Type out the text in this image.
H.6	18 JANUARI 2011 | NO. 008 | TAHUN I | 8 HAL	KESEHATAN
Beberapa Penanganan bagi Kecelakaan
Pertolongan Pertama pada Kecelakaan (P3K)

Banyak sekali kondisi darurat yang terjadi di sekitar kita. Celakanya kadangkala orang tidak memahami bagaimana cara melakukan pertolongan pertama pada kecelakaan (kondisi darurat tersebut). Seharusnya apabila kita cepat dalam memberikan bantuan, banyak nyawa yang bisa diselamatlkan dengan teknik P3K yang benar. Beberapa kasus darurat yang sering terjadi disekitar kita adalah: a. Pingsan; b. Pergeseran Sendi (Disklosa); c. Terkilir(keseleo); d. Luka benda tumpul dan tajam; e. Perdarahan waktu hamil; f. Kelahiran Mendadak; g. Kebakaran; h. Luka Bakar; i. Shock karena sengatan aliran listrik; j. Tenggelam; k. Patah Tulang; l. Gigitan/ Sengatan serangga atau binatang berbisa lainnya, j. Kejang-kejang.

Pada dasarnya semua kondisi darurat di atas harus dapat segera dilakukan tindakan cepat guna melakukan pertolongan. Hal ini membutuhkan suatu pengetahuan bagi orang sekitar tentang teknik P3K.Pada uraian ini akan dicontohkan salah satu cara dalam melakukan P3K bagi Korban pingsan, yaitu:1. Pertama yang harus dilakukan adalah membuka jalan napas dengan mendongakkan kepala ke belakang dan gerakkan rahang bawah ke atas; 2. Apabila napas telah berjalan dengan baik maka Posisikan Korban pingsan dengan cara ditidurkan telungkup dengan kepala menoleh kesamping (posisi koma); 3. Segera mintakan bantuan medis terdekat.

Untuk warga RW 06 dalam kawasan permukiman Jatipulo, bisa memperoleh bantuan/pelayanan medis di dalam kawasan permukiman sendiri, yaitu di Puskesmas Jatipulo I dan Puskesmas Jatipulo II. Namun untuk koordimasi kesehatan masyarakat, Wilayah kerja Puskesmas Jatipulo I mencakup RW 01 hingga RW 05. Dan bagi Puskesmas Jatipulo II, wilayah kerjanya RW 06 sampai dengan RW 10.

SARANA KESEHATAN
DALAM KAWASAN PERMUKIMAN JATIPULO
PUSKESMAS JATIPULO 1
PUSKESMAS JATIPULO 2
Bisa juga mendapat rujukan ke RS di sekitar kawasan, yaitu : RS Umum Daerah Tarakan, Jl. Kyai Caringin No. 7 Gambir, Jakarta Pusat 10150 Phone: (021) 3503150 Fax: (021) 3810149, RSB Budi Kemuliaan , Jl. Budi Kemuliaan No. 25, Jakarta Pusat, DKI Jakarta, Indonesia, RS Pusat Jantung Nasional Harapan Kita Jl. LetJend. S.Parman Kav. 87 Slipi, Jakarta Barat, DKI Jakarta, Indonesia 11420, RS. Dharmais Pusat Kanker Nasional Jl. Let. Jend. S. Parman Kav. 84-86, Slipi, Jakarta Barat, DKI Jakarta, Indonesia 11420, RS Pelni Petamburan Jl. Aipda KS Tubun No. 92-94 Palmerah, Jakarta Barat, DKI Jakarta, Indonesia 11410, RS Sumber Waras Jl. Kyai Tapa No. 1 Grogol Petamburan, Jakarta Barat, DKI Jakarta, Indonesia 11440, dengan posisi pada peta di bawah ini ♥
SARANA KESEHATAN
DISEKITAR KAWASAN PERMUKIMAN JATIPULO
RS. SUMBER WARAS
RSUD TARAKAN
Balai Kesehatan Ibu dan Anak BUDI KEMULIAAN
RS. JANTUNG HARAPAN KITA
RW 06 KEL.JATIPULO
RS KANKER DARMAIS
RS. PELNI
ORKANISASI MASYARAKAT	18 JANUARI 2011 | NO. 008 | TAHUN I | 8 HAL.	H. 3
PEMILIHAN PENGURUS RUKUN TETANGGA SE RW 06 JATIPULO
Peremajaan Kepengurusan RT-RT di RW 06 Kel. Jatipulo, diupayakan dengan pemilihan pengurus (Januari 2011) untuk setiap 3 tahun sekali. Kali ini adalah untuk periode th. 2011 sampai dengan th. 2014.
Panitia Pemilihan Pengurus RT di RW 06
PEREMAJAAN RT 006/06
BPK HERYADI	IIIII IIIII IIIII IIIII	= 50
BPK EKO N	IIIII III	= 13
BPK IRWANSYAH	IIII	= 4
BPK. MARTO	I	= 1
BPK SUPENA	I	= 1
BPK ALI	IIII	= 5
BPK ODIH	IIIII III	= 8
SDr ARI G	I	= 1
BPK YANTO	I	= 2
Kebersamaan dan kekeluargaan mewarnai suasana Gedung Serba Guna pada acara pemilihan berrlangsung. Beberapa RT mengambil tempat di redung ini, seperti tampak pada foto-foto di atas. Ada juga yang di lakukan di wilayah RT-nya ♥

AIM OF THE TASK: Return the listing above word for word.

RIGHT ANSWER:
Type out the text in this image.
H.6	18 JANUARI 2011 | NO. 008 | TAHUN I | 8 HAL	KESEHATAN
Beberapa Penanganan bagi Kecelakaan
Pertolongan Pertama pada Kecelakaan (P3K)

Banyak sekali kondisi darurat yang terjadi di sekitar kita. Celakanya kadangkala orang tidak memahami bagaimana cara melakukan pertolongan pertama pada kecelakaan (kondisi darurat tersebut). Seharusnya apabila kita cepat dalam memberikan bantuan, banyak nyawa yang bisa diselamatlkan dengan teknik P3K yang benar. Beberapa kasus darurat yang sering terjadi disekitar kita adalah: a. Pingsan; b. Pergeseran Sendi (Disklosa); c. Terkilir(keseleo); d. Luka benda tumpul dan tajam; e. Perdarahan waktu hamil; f. Kelahiran Mendadak; g. Kebakaran; h. Luka Bakar; i. Shock karena sengatan aliran listrik; j. Tenggelam; k. Patah Tulang; l. Gigitan/ Sengatan serangga atau binatang berbisa lainnya, j. Kejang-kejang.

Pada dasarnya semua kondisi darurat di atas harus dapat segera dilakukan tindakan cepat guna melakukan pertolongan. Hal ini membutuhkan suatu pengetahuan bagi orang sekitar tentang teknik P3K.Pada uraian ini akan dicontohkan salah satu cara dalam melakukan P3K bagi Korban pingsan, yaitu:1. Pertama yang harus dilakukan adalah membuka jalan napas dengan mendongakkan kepala ke belakang dan gerakkan rahang bawah ke atas; 2. Apabila napas telah berjalan dengan baik maka Posisikan Korban pingsan dengan cara ditidurkan telungkup dengan kepala menoleh kesamping (posisi koma); 3. Segera mintakan bantuan medis terdekat.

Untuk warga RW 06 dalam kawasan permukiman Jatipulo, bisa memperoleh bantuan/pelayanan medis di dalam kawasan permukiman sendiri, yaitu di Puskesmas Jatipulo I dan Puskesmas Jatipulo II. Namun untuk koordimasi kesehatan masyarakat, Wilayah kerja Puskesmas Jatipulo I mencakup RW 01 hingga RW 05. Dan bagi Puskesmas Jatipulo II, wilayah kerjanya RW 06 sampai dengan RW 10.

SARANA KESEHATAN
DALAM KAWASAN PERMUKIMAN JATIPULO
PUSKESMAS JATIPULO 1
PUSKESMAS JATIPULO 2
Bisa juga mendapat rujukan ke RS di sekitar kawasan, yaitu : RS Umum Daerah Tarakan, Jl. Kyai Caringin No. 7 Gambir, Jakarta Pusat 10150 Phone: (021) 3503150 Fax: (021) 3810149, RSB Budi Kemuliaan , Jl. Budi Kemuliaan No. 25, Jakarta Pusat, DKI Jakarta, Indonesia, RS Pusat Jantung Nasional Harapan Kita Jl. LetJend. S.Parman Kav. 87 Slipi, Jakarta Barat, DKI Jakarta, Indonesia 11420, RS. Dharmais Pusat Kanker Nasional Jl. Let. Jend. S. Parman Kav. 84-86, Slipi, Jakarta Barat, DKI Jakarta, Indonesia 11420, RS Pelni Petamburan Jl. Aipda KS Tubun No. 92-94 Palmerah, Jakarta Barat, DKI Jakarta, Indonesia 11410, RS Sumber Waras Jl. Kyai Tapa No. 1 Grogol Petamburan, Jakarta Barat, DKI Jakarta, Indonesia 11440, dengan posisi pada peta di bawah ini ♥
SARANA KESEHATAN
DISEKITAR KAWASAN PERMUKIMAN JATIPULO
RS. SUMBER WARAS
RSUD TARAKAN
Balai Kesehatan Ibu dan Anak BUDI KEMULIAAN
RS. JANTUNG HARAPAN KITA
RW 06 KEL.JATIPULO
RS KANKER DARMAIS
RS. PELNI
ORKANISASI MASYARAKAT	18 JANUARI 2011 | NO. 008 | TAHUN I | 8 HAL.	H. 3
PEMILIHAN PENGURUS RUKUN TETANGGA SE RW 06 JATIPULO
Peremajaan Kepengurusan RT-RT di RW 06 Kel. Jatipulo, diupayakan dengan pemilihan pengurus (Januari 2011) untuk setiap 3 tahun sekali. Kali ini adalah untuk periode th. 2011 sampai dengan th. 2014.
Panitia Pemilihan Pengurus RT di RW 06
PEREMAJAAN RT 006/06
BPK HERYADI	IIIII IIIII IIIII IIIII	= 50
BPK EKO N	IIIII III	= 13
BPK IRWANSYAH	IIII	= 4
BPK. MARTO	I	= 1
BPK SUPENA	I	= 1
BPK ALI	IIII	= 5
BPK ODIH	IIIII III	= 8
SDr ARI G	I	= 1
BPK YANTO	I	= 2
Kebersamaan dan kekeluargaan mewarnai suasana Gedung Serba Guna pada acara pemilihan berrlangsung. Beberapa RT mengambil tempat di redung ini, seperti tampak pada foto-foto di atas. Ada juga yang di lakukan di wilayah RT-nya ♥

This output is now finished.